§ EXTRACTED INFORMATION:

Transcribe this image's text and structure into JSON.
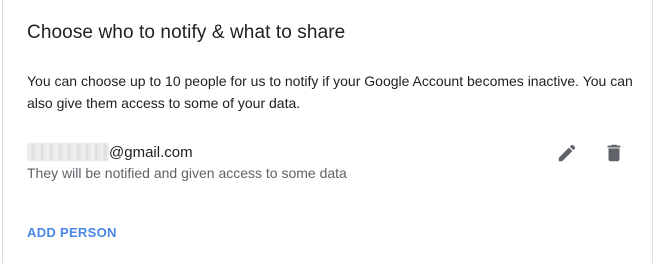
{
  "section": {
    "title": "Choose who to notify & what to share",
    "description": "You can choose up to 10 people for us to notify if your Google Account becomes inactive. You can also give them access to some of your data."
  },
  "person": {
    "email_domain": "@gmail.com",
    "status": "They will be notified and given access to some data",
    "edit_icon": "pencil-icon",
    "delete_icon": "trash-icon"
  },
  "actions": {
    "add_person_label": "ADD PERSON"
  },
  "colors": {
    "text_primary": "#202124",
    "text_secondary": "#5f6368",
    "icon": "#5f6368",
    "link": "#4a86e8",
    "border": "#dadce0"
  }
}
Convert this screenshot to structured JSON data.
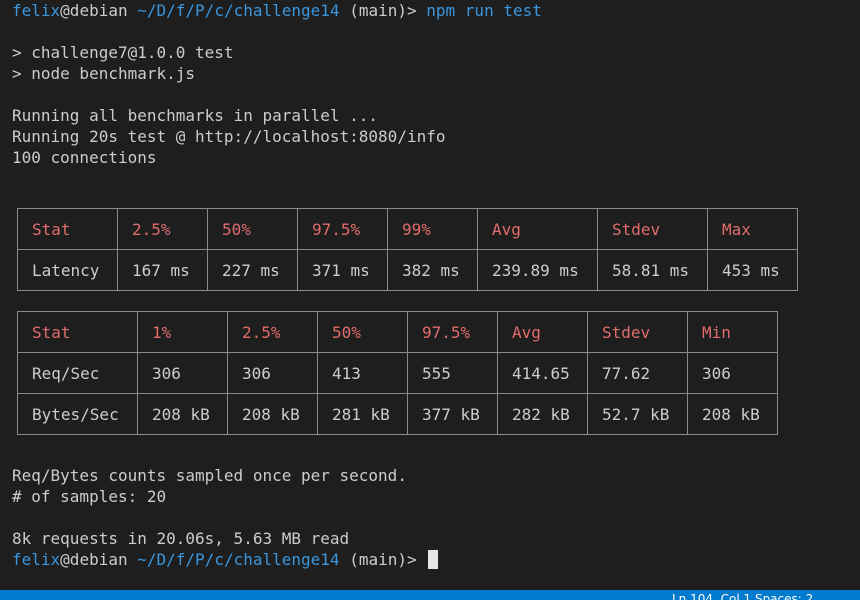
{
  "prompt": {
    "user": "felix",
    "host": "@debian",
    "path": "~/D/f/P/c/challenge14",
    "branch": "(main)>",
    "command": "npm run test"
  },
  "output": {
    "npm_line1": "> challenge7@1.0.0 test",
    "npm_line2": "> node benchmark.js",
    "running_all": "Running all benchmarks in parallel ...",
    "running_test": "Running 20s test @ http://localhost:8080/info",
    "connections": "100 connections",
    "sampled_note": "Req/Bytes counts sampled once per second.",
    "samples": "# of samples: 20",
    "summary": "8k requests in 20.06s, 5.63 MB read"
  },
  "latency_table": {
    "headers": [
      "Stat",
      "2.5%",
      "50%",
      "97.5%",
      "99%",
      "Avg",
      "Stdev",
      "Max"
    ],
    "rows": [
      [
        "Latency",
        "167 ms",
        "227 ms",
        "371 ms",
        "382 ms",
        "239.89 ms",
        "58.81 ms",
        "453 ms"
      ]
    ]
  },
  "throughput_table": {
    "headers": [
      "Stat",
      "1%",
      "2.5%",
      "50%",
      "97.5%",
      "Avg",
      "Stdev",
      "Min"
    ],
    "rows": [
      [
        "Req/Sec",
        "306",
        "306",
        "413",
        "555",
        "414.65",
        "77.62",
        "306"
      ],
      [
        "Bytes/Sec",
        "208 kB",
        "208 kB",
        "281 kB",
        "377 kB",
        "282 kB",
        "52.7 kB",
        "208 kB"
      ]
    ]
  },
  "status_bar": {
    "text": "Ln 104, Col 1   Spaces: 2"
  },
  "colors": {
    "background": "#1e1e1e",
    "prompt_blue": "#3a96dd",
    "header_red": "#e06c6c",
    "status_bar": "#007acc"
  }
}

§ WORK TO DO:
In the records above, find each line holding "Running" and copy it.

§ COMPLETED EXERCISE:
    "running_all": "Running all benchmarks in parallel ...",
    "running_test": "Running 20s test @ http://localhost:8080/info",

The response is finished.